Collected data entries
==========
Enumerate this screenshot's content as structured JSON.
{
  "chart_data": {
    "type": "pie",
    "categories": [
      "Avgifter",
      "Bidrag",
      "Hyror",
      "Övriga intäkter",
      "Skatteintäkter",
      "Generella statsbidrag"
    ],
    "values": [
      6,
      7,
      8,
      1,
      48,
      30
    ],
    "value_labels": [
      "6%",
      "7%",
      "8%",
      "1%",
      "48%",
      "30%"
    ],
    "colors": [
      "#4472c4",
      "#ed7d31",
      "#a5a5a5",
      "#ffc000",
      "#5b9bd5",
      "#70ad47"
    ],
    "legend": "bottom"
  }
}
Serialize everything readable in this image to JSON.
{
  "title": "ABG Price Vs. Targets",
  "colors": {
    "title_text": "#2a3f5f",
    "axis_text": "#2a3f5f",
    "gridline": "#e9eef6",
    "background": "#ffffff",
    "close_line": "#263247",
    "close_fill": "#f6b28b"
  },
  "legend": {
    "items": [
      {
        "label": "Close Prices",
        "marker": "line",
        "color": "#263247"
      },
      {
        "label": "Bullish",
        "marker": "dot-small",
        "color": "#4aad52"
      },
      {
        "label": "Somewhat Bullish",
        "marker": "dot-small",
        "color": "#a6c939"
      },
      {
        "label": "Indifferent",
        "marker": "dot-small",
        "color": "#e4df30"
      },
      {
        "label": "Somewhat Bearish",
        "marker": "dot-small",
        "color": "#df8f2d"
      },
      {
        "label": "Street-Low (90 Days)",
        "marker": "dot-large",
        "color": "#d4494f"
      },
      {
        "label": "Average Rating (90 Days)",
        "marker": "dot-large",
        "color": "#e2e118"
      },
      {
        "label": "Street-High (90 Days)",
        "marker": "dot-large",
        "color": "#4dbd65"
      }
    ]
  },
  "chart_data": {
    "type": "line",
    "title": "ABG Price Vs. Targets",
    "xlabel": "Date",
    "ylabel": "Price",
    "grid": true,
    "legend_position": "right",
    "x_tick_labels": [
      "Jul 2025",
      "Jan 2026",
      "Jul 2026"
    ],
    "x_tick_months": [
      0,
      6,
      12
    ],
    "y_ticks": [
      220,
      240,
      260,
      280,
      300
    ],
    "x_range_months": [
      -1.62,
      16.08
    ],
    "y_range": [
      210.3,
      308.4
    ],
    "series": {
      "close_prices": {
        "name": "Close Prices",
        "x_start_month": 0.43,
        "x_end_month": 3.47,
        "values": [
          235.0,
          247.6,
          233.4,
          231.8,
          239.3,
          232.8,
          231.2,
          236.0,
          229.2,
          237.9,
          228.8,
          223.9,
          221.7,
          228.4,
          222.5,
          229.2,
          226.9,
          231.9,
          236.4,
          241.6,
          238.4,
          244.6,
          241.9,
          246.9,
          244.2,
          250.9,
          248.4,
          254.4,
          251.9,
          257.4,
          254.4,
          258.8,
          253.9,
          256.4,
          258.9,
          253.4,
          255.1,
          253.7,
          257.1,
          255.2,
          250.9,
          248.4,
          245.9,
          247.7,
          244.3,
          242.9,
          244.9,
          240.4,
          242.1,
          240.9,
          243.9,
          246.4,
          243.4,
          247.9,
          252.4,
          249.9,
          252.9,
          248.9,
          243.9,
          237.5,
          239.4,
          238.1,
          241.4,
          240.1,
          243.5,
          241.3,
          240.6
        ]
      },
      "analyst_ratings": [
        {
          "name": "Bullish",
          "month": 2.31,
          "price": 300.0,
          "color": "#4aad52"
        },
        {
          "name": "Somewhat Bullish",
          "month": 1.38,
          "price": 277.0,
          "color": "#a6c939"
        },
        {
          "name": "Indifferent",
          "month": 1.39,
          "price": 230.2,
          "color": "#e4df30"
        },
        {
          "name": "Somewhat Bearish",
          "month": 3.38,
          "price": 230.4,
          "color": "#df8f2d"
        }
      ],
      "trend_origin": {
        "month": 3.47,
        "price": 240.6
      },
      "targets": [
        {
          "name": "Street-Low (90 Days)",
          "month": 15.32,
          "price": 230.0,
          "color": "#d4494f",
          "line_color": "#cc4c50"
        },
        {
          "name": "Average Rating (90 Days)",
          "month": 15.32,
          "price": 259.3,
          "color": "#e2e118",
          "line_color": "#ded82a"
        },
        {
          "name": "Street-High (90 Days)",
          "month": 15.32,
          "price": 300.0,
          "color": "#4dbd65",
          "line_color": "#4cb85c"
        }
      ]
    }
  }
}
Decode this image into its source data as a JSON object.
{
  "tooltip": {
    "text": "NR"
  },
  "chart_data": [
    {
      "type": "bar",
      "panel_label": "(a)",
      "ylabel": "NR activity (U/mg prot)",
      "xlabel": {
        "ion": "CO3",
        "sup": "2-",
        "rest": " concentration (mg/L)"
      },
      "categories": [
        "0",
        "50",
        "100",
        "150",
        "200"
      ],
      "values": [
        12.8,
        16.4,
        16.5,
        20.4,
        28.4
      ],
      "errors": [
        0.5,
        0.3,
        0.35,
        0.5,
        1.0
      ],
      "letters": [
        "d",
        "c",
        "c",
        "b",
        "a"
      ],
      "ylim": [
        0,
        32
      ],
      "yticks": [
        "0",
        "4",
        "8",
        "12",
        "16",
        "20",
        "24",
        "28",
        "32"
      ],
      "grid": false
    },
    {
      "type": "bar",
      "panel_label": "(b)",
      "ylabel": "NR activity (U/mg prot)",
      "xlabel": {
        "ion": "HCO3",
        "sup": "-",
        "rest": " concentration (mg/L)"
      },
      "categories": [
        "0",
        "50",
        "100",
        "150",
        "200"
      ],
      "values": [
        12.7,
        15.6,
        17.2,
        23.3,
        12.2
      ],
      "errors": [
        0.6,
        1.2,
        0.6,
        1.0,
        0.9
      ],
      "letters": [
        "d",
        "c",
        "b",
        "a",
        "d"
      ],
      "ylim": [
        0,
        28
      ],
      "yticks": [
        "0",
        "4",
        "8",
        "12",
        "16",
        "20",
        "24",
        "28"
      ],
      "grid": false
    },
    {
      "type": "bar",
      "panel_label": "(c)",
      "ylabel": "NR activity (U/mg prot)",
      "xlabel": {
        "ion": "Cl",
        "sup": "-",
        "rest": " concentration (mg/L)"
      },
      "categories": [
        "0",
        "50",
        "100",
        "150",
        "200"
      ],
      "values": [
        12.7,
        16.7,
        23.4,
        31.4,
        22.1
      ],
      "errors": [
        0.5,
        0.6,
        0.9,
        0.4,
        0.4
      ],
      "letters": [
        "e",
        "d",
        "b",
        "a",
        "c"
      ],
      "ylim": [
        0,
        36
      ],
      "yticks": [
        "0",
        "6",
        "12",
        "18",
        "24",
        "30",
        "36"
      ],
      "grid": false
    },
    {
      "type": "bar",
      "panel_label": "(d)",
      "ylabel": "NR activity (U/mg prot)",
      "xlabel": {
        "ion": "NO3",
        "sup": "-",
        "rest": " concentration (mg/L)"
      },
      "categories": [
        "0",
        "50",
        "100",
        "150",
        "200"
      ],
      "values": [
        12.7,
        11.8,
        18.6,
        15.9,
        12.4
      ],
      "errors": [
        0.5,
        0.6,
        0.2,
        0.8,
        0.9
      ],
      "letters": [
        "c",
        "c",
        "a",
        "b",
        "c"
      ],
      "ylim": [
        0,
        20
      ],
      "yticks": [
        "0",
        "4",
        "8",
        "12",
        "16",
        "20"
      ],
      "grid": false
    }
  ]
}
==========
Make a copy of each line that contains the string "JSON".

> _RESPONSE BELOW_:
Enumerate this screenshot's content as structured JSON.
Serialize everything readable in this image to JSON.
Decode this image into its source data as a JSON object.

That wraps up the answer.